The data:

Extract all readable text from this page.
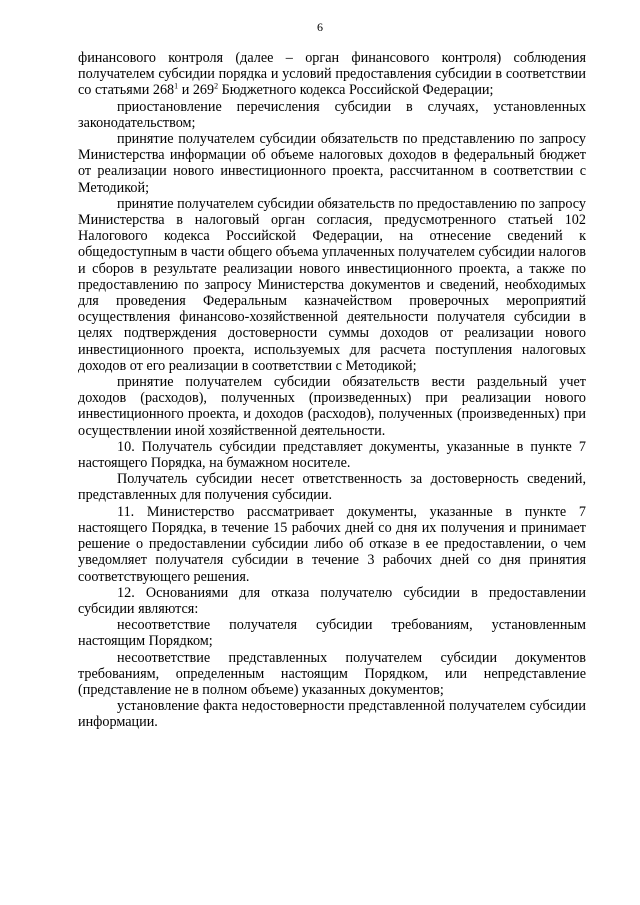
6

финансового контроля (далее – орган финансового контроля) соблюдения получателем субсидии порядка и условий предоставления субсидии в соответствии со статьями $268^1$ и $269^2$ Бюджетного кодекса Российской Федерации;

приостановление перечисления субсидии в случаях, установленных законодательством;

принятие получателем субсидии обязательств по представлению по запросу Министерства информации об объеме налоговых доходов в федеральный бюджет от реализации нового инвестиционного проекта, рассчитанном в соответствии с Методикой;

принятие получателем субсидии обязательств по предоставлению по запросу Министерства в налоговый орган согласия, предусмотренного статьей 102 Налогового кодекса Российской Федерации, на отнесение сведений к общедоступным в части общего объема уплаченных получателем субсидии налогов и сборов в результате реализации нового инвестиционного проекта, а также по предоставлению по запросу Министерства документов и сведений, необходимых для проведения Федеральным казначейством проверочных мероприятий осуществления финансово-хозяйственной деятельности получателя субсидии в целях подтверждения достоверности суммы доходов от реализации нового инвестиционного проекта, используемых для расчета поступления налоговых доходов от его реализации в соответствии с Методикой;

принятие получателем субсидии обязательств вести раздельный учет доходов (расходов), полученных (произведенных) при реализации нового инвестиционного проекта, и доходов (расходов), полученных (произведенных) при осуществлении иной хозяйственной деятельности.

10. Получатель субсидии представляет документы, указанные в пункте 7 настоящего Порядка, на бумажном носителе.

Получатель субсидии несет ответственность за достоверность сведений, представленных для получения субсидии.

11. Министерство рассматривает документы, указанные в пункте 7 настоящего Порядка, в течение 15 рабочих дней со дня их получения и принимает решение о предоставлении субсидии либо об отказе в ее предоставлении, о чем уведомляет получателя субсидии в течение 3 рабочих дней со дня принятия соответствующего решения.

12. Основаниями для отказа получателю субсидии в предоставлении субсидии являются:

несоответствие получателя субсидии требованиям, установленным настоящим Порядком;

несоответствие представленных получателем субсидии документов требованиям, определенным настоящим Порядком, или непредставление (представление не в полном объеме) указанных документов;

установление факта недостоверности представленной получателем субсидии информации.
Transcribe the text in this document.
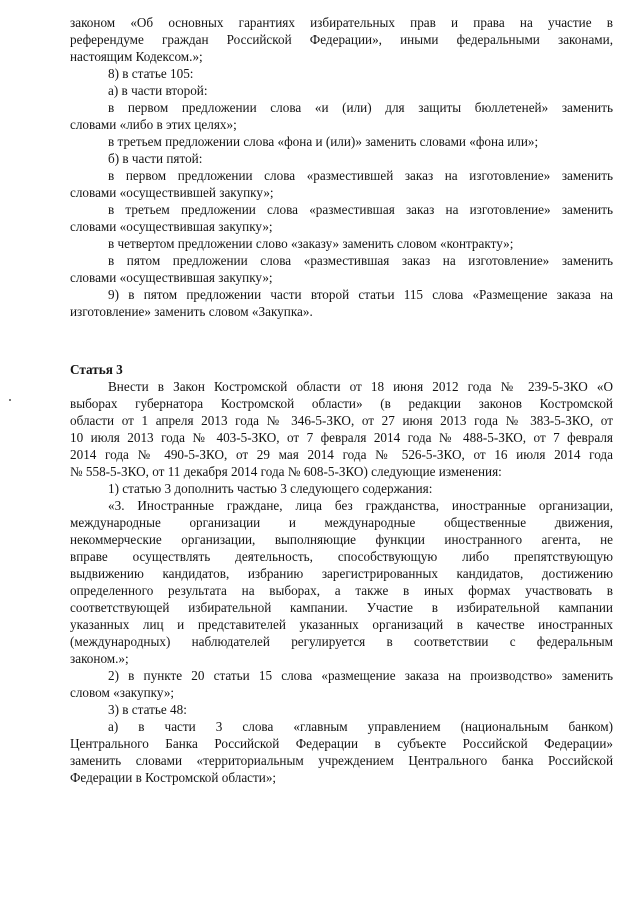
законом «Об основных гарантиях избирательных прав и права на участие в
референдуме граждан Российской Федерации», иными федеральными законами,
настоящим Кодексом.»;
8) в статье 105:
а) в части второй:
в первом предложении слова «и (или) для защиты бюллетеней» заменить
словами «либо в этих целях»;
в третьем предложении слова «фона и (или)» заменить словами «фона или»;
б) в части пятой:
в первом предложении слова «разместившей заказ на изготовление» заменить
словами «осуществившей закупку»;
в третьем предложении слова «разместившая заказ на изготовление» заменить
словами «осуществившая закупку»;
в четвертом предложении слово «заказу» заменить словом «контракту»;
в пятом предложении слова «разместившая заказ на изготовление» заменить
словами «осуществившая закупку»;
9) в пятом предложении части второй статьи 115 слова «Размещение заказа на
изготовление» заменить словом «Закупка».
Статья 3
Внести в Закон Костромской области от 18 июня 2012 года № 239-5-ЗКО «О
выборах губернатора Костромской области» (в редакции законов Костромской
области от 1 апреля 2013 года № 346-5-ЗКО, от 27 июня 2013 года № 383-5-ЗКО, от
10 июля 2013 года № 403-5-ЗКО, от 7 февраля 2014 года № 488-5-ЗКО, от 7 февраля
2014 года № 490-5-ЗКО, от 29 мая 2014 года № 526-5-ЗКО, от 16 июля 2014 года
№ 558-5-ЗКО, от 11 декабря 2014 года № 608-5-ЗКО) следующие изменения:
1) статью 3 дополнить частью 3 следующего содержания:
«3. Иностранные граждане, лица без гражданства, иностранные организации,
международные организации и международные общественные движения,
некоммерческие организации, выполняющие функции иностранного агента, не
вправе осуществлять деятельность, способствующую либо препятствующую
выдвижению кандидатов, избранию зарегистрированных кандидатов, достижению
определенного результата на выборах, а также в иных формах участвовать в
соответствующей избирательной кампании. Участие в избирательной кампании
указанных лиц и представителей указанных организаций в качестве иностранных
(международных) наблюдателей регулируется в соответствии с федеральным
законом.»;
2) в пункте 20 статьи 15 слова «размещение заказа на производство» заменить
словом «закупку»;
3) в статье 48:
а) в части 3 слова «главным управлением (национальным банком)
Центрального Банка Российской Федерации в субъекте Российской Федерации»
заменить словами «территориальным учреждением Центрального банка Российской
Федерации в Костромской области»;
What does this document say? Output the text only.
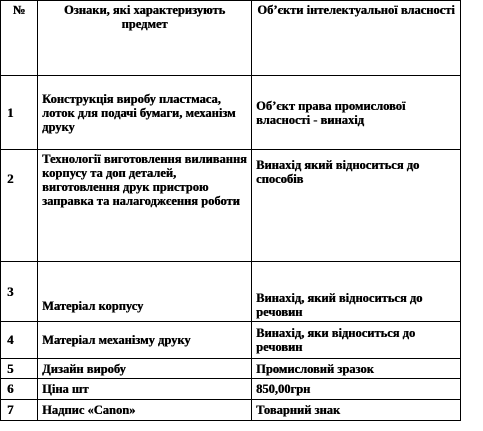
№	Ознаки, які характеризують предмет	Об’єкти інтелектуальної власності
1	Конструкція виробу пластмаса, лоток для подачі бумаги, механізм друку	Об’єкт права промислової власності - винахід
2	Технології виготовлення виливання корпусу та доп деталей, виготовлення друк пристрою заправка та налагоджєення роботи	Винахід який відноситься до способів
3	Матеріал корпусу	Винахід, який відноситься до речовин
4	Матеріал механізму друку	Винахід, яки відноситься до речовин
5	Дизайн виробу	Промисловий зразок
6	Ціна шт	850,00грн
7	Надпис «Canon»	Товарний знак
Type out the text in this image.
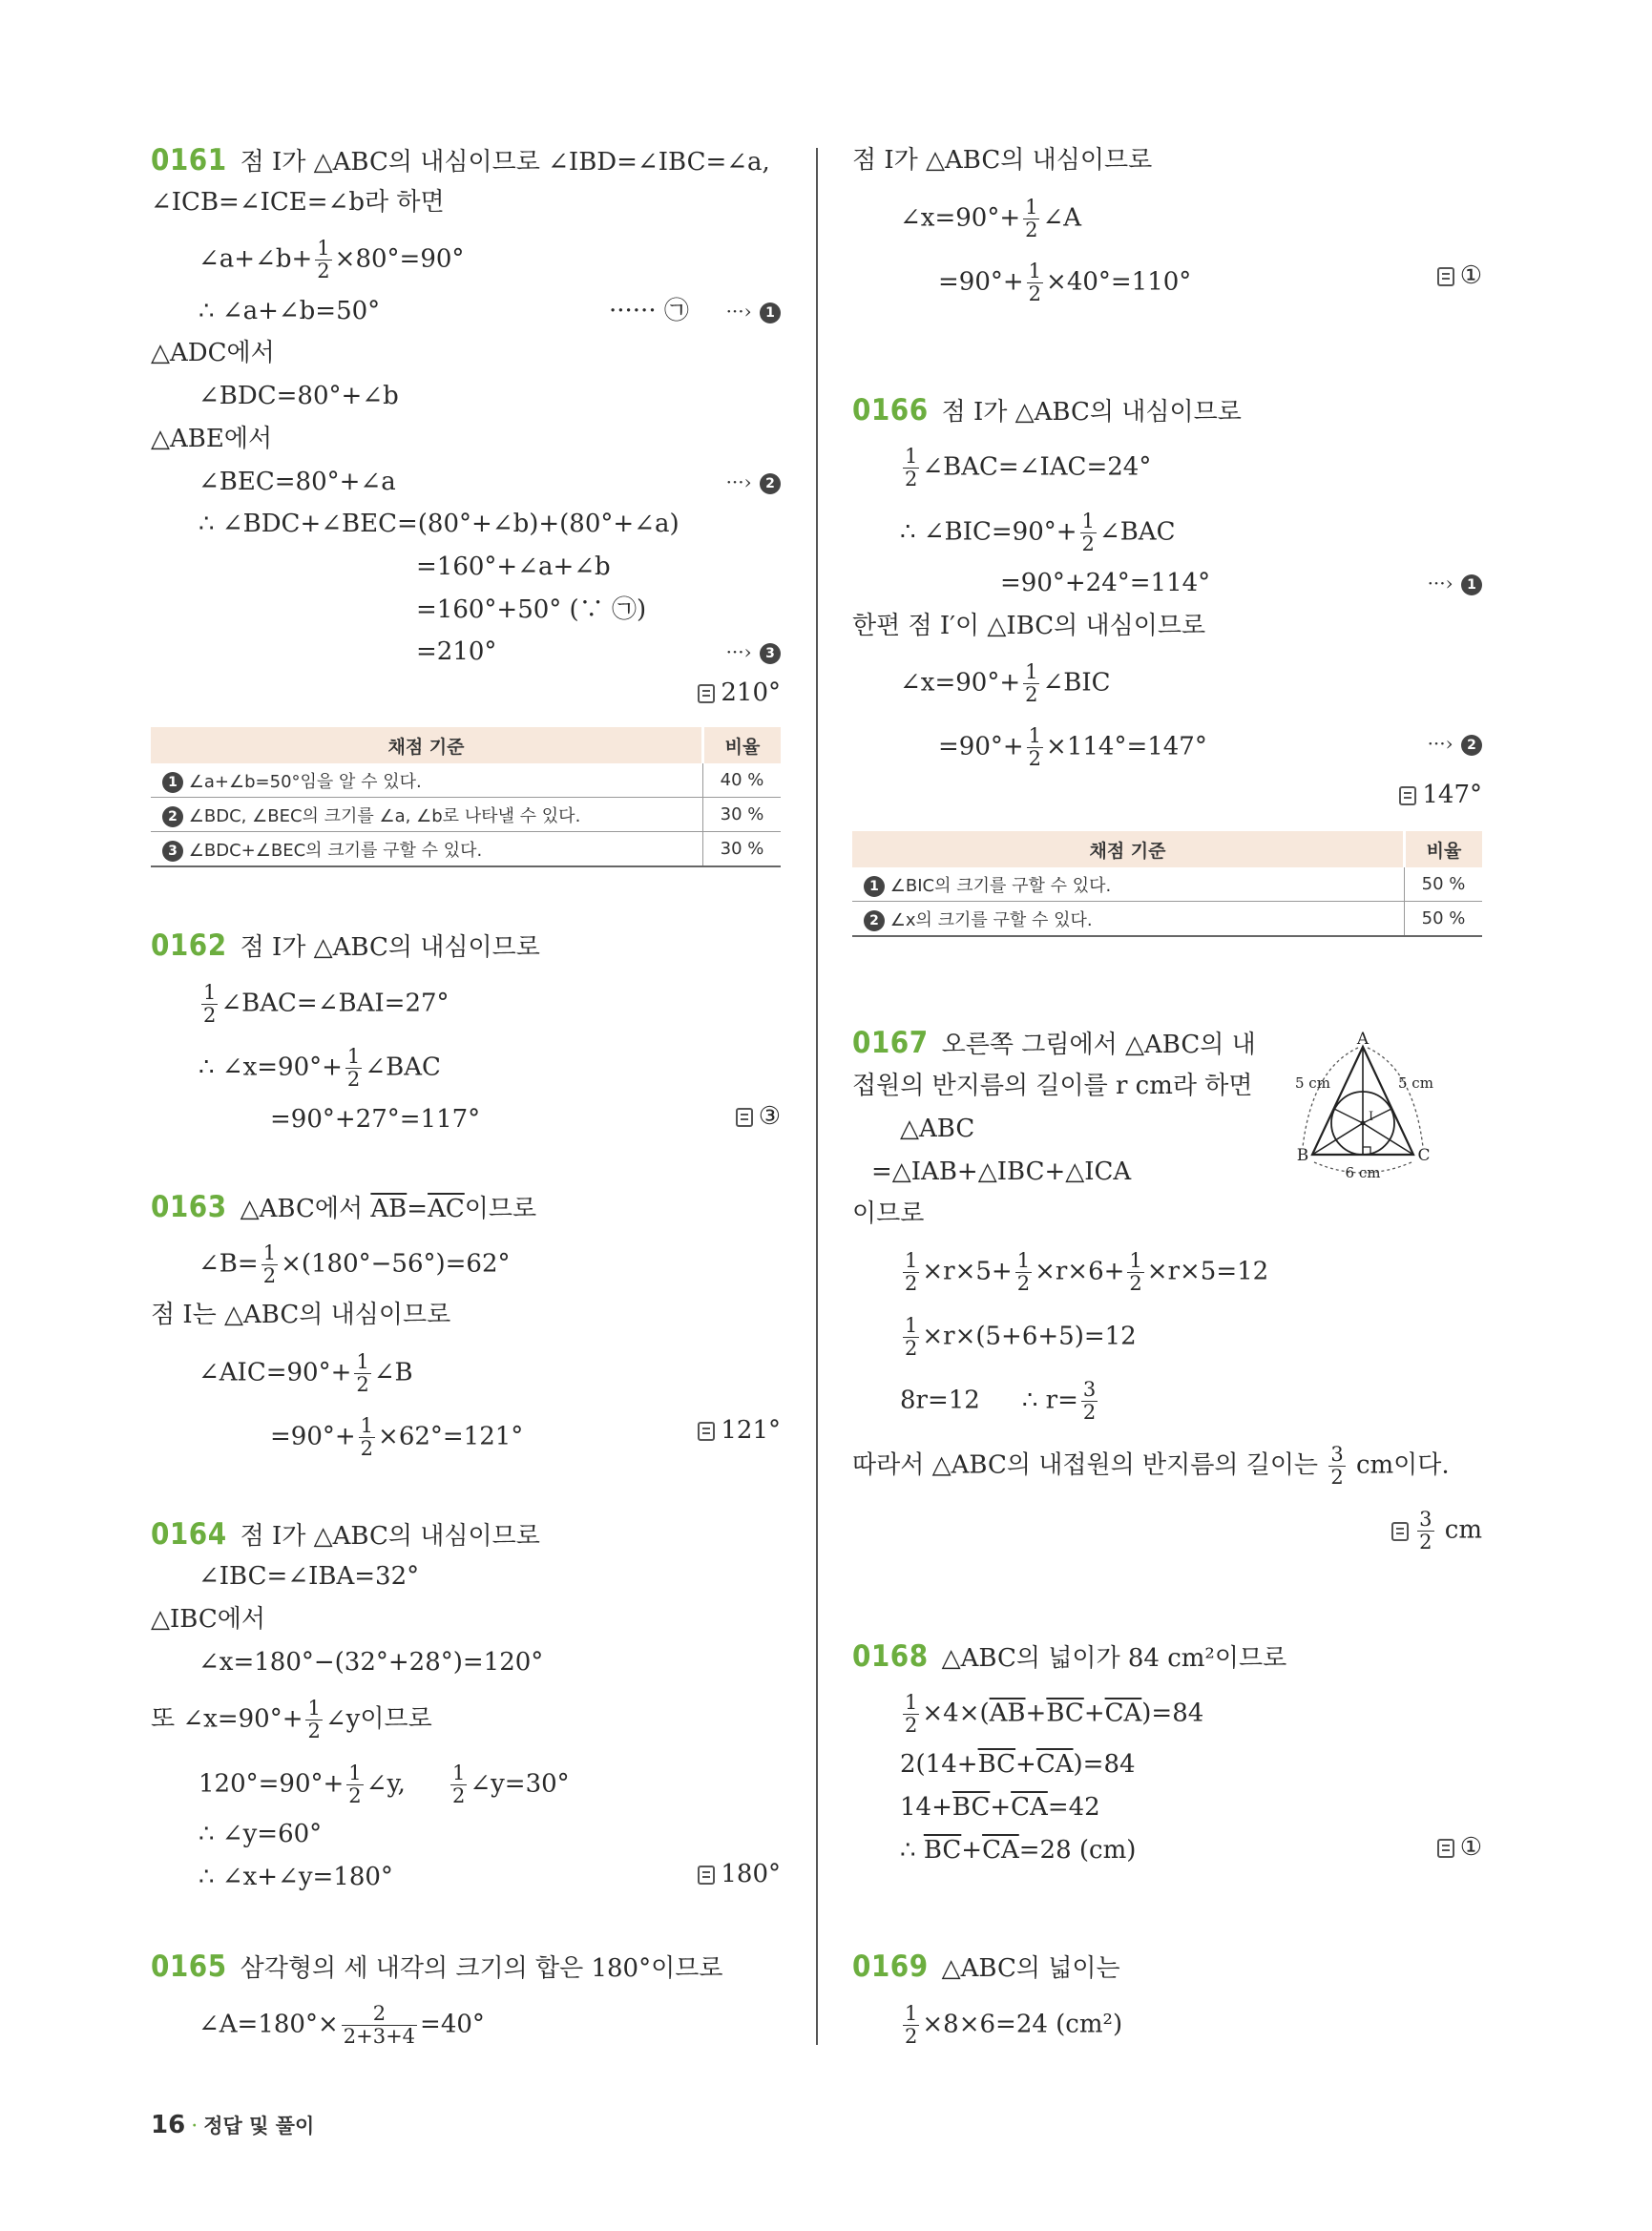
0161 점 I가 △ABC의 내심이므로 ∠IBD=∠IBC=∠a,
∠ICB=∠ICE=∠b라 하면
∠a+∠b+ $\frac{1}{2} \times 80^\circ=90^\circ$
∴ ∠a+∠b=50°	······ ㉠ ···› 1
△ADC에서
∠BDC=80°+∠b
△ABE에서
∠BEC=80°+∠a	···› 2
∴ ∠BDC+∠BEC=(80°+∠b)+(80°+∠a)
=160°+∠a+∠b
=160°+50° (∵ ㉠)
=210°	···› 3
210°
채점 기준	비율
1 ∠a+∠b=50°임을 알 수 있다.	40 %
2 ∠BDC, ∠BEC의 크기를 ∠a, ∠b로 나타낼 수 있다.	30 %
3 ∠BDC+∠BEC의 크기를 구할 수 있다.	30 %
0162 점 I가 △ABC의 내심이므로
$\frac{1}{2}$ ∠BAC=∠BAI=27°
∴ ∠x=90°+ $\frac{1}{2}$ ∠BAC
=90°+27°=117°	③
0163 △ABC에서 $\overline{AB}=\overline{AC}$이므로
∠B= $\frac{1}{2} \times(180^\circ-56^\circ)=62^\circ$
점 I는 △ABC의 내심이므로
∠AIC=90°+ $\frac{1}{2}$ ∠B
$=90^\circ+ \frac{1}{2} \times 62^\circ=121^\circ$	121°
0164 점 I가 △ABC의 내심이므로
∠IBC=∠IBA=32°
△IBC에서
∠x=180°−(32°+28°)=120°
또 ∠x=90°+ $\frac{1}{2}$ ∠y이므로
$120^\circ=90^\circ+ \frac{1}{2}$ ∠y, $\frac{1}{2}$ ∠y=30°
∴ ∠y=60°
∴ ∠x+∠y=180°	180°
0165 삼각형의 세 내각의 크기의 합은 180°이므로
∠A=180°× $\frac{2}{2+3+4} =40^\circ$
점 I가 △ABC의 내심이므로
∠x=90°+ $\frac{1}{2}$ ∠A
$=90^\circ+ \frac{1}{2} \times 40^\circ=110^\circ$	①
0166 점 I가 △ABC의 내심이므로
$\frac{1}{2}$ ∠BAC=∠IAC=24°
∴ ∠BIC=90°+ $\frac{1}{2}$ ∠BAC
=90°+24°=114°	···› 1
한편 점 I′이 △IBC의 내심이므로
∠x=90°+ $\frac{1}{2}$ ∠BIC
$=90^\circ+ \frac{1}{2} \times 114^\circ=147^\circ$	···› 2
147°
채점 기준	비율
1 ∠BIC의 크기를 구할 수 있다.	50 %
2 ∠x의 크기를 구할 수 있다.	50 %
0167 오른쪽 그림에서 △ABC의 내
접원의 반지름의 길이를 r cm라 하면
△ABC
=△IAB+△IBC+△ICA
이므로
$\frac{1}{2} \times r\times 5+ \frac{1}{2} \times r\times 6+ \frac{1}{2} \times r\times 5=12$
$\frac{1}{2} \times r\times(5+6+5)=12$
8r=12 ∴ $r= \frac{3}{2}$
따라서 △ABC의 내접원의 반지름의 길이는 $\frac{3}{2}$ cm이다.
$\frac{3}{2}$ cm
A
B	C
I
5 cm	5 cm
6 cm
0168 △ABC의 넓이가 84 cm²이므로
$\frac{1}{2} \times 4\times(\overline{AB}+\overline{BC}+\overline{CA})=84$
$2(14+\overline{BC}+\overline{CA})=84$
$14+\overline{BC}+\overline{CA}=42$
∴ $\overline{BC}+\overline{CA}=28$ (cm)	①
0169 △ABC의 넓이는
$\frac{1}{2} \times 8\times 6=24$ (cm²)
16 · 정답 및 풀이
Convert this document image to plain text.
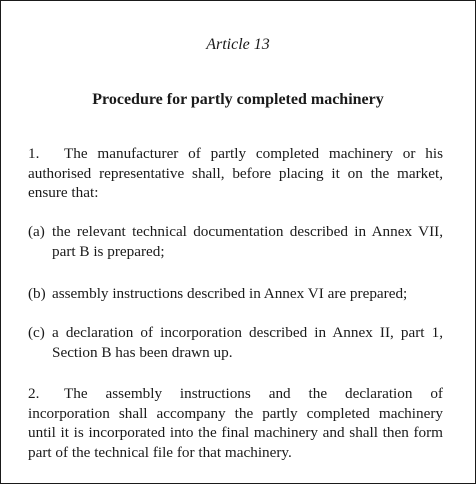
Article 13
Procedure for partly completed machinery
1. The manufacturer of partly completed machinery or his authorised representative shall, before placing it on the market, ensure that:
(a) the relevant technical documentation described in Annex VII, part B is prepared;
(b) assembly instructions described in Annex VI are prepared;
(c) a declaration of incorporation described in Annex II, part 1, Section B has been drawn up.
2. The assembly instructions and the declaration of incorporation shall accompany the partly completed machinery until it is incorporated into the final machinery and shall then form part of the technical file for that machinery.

The problem: Looking at the entries above, say how many lines contain the word "законом". Only the number is wanted.

Output of the exercise: 2